From the listing below, pull out every line where the string "September" appears.

━━━ Data entries ━━━

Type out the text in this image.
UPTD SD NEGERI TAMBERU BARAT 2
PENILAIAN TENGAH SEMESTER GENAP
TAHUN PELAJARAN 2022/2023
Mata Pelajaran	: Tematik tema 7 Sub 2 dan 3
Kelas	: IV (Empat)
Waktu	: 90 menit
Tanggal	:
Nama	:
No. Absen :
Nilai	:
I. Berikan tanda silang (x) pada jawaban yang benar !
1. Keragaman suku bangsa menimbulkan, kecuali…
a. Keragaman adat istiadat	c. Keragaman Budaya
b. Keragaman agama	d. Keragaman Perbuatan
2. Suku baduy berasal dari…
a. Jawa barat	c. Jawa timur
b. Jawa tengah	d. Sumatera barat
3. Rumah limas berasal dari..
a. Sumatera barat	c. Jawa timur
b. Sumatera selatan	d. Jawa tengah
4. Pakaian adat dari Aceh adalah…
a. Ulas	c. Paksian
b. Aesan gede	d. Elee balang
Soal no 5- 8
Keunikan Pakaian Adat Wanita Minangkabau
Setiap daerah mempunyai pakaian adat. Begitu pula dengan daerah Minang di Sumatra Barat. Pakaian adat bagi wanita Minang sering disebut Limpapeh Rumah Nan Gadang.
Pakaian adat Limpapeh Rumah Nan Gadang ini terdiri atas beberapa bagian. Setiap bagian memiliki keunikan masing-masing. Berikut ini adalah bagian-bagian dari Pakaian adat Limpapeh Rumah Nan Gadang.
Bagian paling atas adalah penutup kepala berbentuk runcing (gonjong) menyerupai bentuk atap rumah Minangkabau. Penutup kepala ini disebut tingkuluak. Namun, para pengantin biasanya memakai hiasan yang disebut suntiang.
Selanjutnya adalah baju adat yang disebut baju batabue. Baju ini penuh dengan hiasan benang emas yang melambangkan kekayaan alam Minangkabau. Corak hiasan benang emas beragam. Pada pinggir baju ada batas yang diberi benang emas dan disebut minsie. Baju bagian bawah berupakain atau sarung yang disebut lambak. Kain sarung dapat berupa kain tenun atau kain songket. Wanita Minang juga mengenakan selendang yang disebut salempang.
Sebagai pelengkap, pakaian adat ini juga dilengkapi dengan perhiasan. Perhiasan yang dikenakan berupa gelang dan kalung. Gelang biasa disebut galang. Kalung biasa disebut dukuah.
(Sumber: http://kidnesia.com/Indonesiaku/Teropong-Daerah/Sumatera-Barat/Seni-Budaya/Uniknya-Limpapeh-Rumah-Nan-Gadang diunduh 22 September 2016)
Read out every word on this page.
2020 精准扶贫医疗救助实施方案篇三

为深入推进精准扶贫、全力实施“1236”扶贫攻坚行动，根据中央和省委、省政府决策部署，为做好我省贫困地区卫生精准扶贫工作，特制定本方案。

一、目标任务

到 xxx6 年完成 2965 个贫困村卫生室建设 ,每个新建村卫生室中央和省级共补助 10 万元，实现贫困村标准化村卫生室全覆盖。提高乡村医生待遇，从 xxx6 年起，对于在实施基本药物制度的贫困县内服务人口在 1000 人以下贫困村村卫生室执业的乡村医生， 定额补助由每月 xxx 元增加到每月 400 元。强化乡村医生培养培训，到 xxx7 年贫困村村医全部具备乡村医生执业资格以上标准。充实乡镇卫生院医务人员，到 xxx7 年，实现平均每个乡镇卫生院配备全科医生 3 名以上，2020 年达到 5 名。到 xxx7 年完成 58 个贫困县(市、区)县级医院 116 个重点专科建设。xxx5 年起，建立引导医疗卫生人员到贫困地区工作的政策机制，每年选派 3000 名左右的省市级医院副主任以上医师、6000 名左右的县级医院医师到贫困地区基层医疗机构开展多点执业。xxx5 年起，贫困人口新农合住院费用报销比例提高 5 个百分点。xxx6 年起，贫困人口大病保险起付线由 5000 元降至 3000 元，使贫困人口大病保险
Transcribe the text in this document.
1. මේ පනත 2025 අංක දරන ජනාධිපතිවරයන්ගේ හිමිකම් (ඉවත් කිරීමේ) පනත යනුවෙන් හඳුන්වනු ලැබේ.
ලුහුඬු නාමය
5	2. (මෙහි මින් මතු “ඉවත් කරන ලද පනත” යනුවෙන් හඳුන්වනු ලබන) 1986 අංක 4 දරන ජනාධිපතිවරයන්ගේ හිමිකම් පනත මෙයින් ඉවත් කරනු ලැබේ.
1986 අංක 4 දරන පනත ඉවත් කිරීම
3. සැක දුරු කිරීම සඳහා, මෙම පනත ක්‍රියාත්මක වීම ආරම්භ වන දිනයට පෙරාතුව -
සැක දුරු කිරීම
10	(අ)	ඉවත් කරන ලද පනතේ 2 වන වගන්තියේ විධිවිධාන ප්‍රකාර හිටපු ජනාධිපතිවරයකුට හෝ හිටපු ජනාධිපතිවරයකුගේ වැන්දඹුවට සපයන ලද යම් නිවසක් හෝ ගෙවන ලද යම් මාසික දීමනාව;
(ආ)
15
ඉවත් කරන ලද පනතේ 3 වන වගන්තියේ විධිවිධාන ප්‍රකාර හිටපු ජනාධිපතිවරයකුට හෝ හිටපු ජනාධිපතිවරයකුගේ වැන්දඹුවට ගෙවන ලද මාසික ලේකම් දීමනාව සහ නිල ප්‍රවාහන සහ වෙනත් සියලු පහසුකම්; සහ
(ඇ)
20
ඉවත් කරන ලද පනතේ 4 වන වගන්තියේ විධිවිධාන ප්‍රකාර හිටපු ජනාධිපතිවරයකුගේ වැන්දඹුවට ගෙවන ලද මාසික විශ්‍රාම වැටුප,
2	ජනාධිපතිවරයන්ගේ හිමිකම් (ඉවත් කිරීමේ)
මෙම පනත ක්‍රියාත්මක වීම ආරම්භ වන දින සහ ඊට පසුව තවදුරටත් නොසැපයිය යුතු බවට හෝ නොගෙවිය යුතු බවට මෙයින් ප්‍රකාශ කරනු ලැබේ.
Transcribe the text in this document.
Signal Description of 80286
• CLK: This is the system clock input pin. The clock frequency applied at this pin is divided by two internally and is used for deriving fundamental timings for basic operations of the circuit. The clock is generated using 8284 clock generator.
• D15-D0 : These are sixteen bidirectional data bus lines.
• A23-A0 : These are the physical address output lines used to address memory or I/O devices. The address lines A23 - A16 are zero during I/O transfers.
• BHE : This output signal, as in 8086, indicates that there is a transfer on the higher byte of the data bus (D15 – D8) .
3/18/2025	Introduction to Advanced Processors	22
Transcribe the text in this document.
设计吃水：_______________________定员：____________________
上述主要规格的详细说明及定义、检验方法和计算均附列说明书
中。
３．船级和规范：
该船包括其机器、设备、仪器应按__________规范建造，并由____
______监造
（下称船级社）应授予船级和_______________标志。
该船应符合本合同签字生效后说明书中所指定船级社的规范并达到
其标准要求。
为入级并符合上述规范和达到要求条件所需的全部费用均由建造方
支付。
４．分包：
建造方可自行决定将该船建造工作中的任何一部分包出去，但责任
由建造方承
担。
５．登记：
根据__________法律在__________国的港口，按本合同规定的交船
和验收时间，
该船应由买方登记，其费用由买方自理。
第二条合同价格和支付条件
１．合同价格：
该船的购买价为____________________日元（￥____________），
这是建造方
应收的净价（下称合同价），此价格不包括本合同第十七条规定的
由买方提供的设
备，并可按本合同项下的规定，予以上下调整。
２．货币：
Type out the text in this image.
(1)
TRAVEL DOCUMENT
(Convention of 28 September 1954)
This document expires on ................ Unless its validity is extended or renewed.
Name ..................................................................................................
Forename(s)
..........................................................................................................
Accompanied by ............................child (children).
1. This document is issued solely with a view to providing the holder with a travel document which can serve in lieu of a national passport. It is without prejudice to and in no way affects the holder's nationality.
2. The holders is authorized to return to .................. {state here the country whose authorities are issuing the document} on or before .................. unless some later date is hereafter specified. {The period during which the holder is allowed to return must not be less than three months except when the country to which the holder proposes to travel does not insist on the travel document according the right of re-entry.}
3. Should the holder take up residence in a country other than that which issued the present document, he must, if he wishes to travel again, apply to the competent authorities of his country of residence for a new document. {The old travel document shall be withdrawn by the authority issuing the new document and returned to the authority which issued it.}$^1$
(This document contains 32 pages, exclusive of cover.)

━━━

§ **Solution to this problem**
(Sumber: http://kidnesia.com/Indonesiaku/Teropong-Daerah/Sumatera-Barat/Seni-Budaya/Uniknya-Limpapeh-Rumah-Nan-Gadang diunduh 22 September 2016)
(Convention of 28 September 1954)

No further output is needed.